- _Requirement_
In the records below, find each line with the word "running" and copy it.

- _Extracted data_
────────────────────

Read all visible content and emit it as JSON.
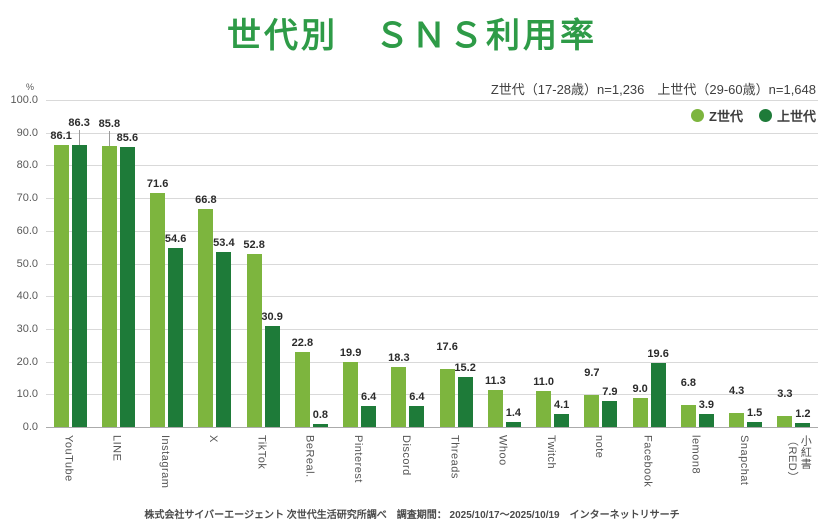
{
  "header": {
    "title": "世代別　ＳＮＳ利用率",
    "subtitle": "Z世代（17-28歳）n=1,236　上世代（29-60歳）n=1,648"
  },
  "colors": {
    "title_green": "#2E9B47",
    "z_generation": "#7DB53E",
    "older_generation": "#1E7B39"
  },
  "chart_data": {
    "type": "bar",
    "title": "世代別　ＳＮＳ利用率",
    "unit": "%",
    "xlabel": "",
    "ylabel": "%",
    "ylim": [
      0,
      100
    ],
    "ytick_step": 10,
    "grid": true,
    "legend_position": "top-right",
    "categories": [
      "YouTube",
      "LINE",
      "Instagram",
      "X",
      "TikTok",
      "BeReal.",
      "Pinterest",
      "Discord",
      "Threads",
      "Whoo",
      "Twitch",
      "note",
      "Facebook",
      "lemon8",
      "Snapchat",
      "小紅書\n（RED）"
    ],
    "series": [
      {
        "name": "Z世代",
        "color": "#7DB53E",
        "values": [
          86.1,
          85.8,
          71.6,
          66.8,
          52.8,
          22.8,
          19.9,
          18.3,
          17.6,
          11.3,
          11.0,
          9.7,
          9.0,
          6.8,
          4.3,
          3.3
        ]
      },
      {
        "name": "上世代",
        "color": "#1E7B39",
        "values": [
          86.3,
          85.6,
          54.6,
          53.4,
          30.9,
          0.8,
          6.4,
          6.4,
          15.2,
          1.4,
          4.1,
          7.9,
          19.6,
          3.9,
          1.5,
          1.2
        ]
      }
    ]
  },
  "footer": {
    "source": "株式会社サイバーエージェント 次世代生活研究所調べ　調査期間： 2025/10/17～2025/10/19　インターネットリサーチ"
  }
}
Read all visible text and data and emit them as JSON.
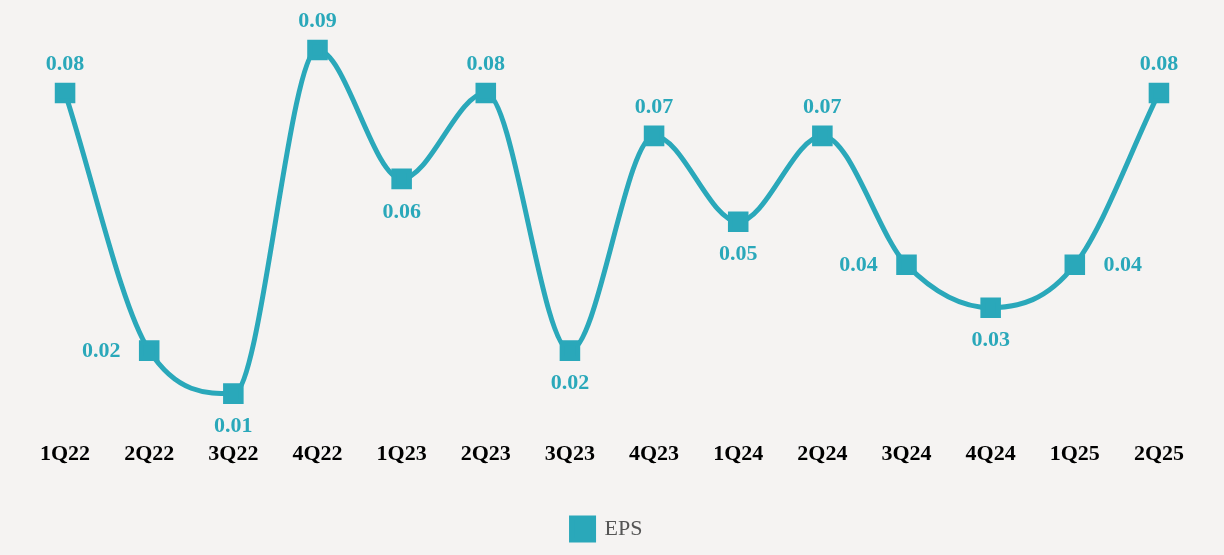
{
  "chart_data": {
    "type": "line",
    "categories": [
      "1Q22",
      "2Q22",
      "3Q22",
      "4Q22",
      "1Q23",
      "2Q23",
      "3Q23",
      "4Q23",
      "1Q24",
      "2Q24",
      "3Q24",
      "4Q24",
      "1Q25",
      "2Q25"
    ],
    "series": [
      {
        "name": "EPS",
        "color": "#2aa8ba",
        "values": [
          0.08,
          0.02,
          0.01,
          0.09,
          0.06,
          0.08,
          0.02,
          0.07,
          0.05,
          0.07,
          0.04,
          0.03,
          0.04,
          0.08
        ]
      }
    ],
    "data_labels": true,
    "marker": "square",
    "legend": "bottom",
    "grid": false
  }
}
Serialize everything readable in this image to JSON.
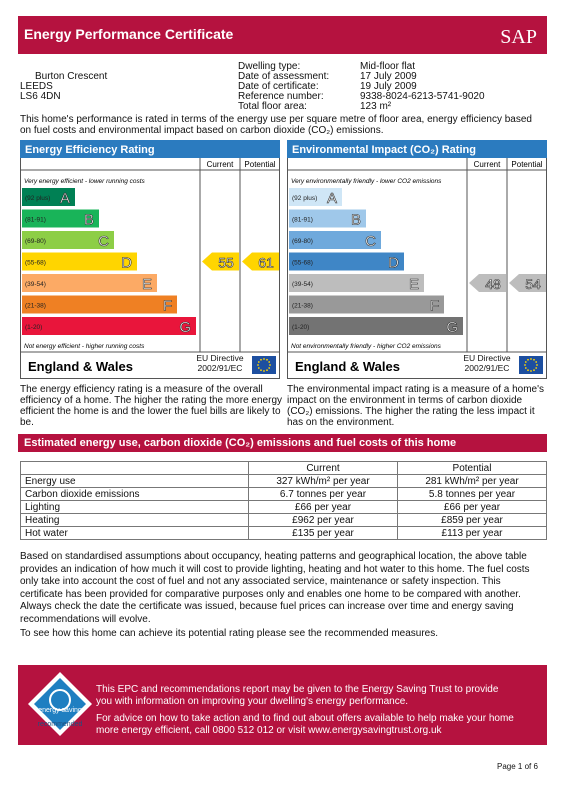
{
  "header": {
    "title": "Energy Performance Certificate",
    "logo": "SAP"
  },
  "address": [
    "Burton Crescent",
    "LEEDS",
    "LS6 4DN"
  ],
  "details": [
    {
      "label": "Dwelling type:",
      "value": "Mid-floor flat"
    },
    {
      "label": "Date of assessment:",
      "value": "17 July 2009"
    },
    {
      "label": "Date of certificate:",
      "value": "19 July 2009"
    },
    {
      "label": "Reference number:",
      "value": "9338-8024-6213-5741-9020"
    },
    {
      "label": "Total floor area:",
      "value": "123 m²"
    }
  ],
  "intro": "This home's performance is rated in terms of the energy use per square metre of floor area, energy efficiency based on fuel costs and environmental impact based on carbon dioxide (CO₂) emissions.",
  "charts": [
    {
      "title": "Energy Efficiency Rating",
      "col_current": "Current",
      "col_potential": "Potential",
      "top_note": "Very energy efficient - lower running costs",
      "bottom_note": "Not energy efficient - higher running costs",
      "bands": [
        {
          "range": "(92 plus)",
          "letter": "A",
          "color": "#008054"
        },
        {
          "range": "(81-91)",
          "letter": "B",
          "color": "#19b459"
        },
        {
          "range": "(69-80)",
          "letter": "C",
          "color": "#8dce46"
        },
        {
          "range": "(55-68)",
          "letter": "D",
          "color": "#ffd500"
        },
        {
          "range": "(39-54)",
          "letter": "E",
          "color": "#fcaa65"
        },
        {
          "range": "(21-38)",
          "letter": "F",
          "color": "#ef8023"
        },
        {
          "range": "(1-20)",
          "letter": "G",
          "color": "#e9153b"
        }
      ],
      "current": 55,
      "potential": 61,
      "region": "England & Wales",
      "directive": "EU Directive 2002/91/EC",
      "description": "The energy efficiency rating is a measure of the overall efficiency of a home. The higher the rating the more energy efficient the home is and the lower the fuel bills are likely to be."
    },
    {
      "title": "Environmental Impact (CO₂) Rating",
      "col_current": "Current",
      "col_potential": "Potential",
      "top_note": "Very environmentally friendly - lower CO2 emissions",
      "bottom_note": "Not environmentally friendly - higher CO2 emissions",
      "bands": [
        {
          "range": "(92 plus)",
          "letter": "A",
          "color": "#cfe6f6"
        },
        {
          "range": "(81-91)",
          "letter": "B",
          "color": "#9fc8ea"
        },
        {
          "range": "(69-80)",
          "letter": "C",
          "color": "#6fa9dc"
        },
        {
          "range": "(55-68)",
          "letter": "D",
          "color": "#3f86c6"
        },
        {
          "range": "(39-54)",
          "letter": "E",
          "color": "#bdbdbd"
        },
        {
          "range": "(21-38)",
          "letter": "F",
          "color": "#999999"
        },
        {
          "range": "(1-20)",
          "letter": "G",
          "color": "#737373"
        }
      ],
      "current": 48,
      "potential": 54,
      "region": "England & Wales",
      "directive": "EU Directive 2002/91/EC",
      "description": "The environmental impact rating is a measure of a home's impact on the environment in terms of carbon dioxide (CO₂) emissions. The higher the rating the less impact it has on the environment."
    }
  ],
  "section_title": "Estimated energy use, carbon dioxide (CO₂) emissions and fuel costs of this home",
  "table": {
    "header": [
      "Current",
      "Potential"
    ],
    "rows": [
      [
        "Energy use",
        "327 kWh/m² per year",
        "281 kWh/m² per year"
      ],
      [
        "Carbon dioxide emissions",
        "6.7 tonnes per year",
        "5.8 tonnes per year"
      ],
      [
        "Lighting",
        "£66 per year",
        "£66 per year"
      ],
      [
        "Heating",
        "£962 per year",
        "£859 per year"
      ],
      [
        "Hot water",
        "£135 per year",
        "£113 per year"
      ]
    ]
  },
  "paragraphs": [
    "Based on standardised assumptions about occupancy, heating patterns and geographical location, the above table provides an indication of how much it will cost to provide lighting, heating and hot water to this home. The fuel costs only take into account the cost of fuel and not any associated service, maintenance or safety inspection. This certificate has been provided for comparative purposes only and enables one home to be compared with another. Always check the date the certificate was issued, because fuel prices can increase over time and energy saving recommendations will evolve.",
    "To see how this home can achieve its potential rating please see the recommended measures."
  ],
  "footer": {
    "logo_top": "energy saving",
    "logo_bottom": "recommended",
    "lines": [
      "This EPC and recommendations report may be given to the Energy Saving Trust to provide you with information on improving your dwelling's energy performance.",
      "For advice on how to take action and to find out about offers available to help make your home more energy efficient, call 0800 512 012 or visit www.energysavingtrust.org.uk"
    ]
  },
  "page": "Page 1 of 6"
}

────────────────────

- _Solved exercise_
      "top_note": "Very energy efficient - lower running costs",
      "bottom_note": "Not energy efficient - higher running costs",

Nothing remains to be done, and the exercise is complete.